### YOUR GOAL:
Check every line below for the string "name", and copy the lines that contain it.
── INPUT RECORDS ──
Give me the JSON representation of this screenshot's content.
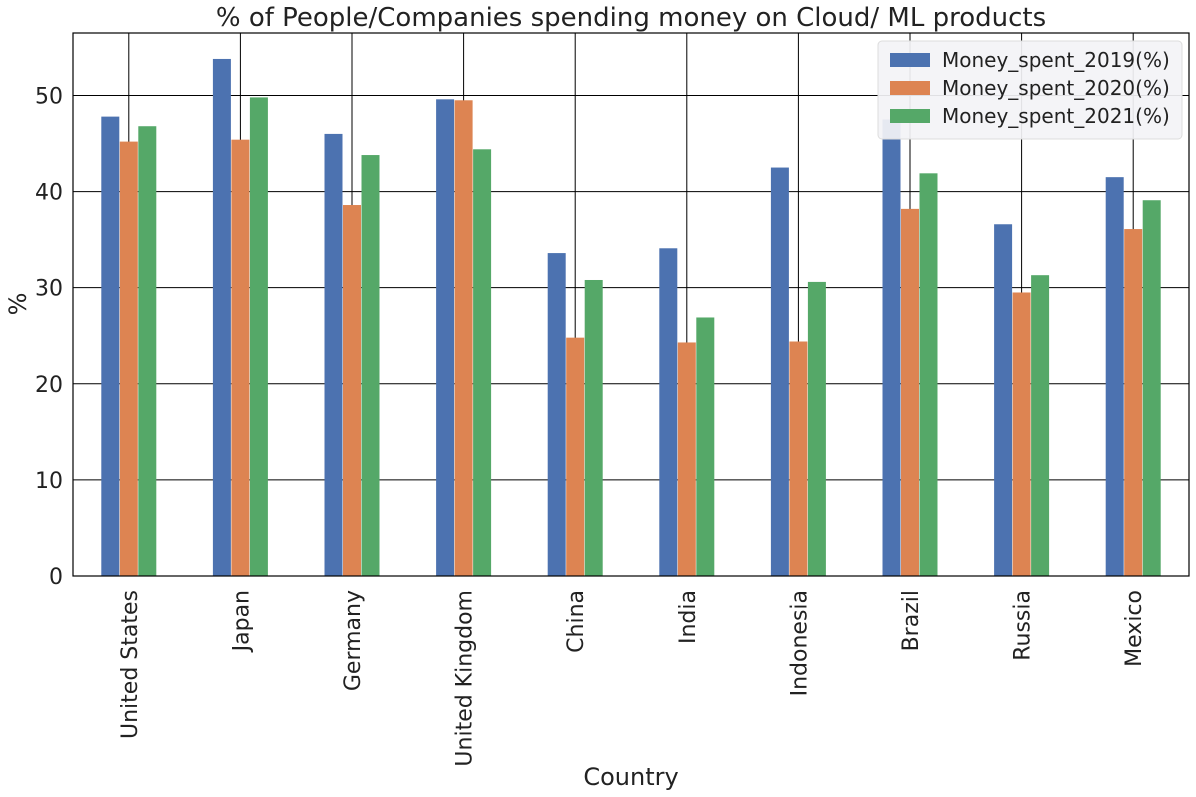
{
  "chart_data": {
    "type": "bar",
    "title": "% of People/Companies spending money on Cloud/ ML products",
    "xlabel": "Country",
    "ylabel": "%",
    "ylim": [
      0,
      56.5
    ],
    "yticks": [
      0,
      10,
      20,
      30,
      40,
      50
    ],
    "grid": true,
    "legend_position": "top-right",
    "categories": [
      "United States",
      "Japan",
      "Germany",
      "United Kingdom",
      "China",
      "India",
      "Indonesia",
      "Brazil",
      "Russia",
      "Mexico"
    ],
    "series": [
      {
        "name": "Money_spent_2019(%)",
        "color": "#4c72b0",
        "values": [
          47.8,
          53.8,
          46.0,
          49.6,
          33.6,
          34.1,
          42.5,
          47.5,
          36.6,
          41.5
        ]
      },
      {
        "name": "Money_spent_2020(%)",
        "color": "#dd8452",
        "values": [
          45.2,
          45.4,
          38.6,
          49.5,
          24.8,
          24.3,
          24.4,
          38.2,
          29.5,
          36.1
        ]
      },
      {
        "name": "Money_spent_2021(%)",
        "color": "#55a868",
        "values": [
          46.8,
          49.8,
          43.8,
          44.4,
          30.8,
          26.9,
          30.6,
          41.9,
          31.3,
          39.1
        ]
      }
    ]
  }
}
───
### EXERCISE RESULT:
        "name": "Money_spent_2019(%)",
        "name": "Money_spent_2020(%)",
        "name": "Money_spent_2021(%)",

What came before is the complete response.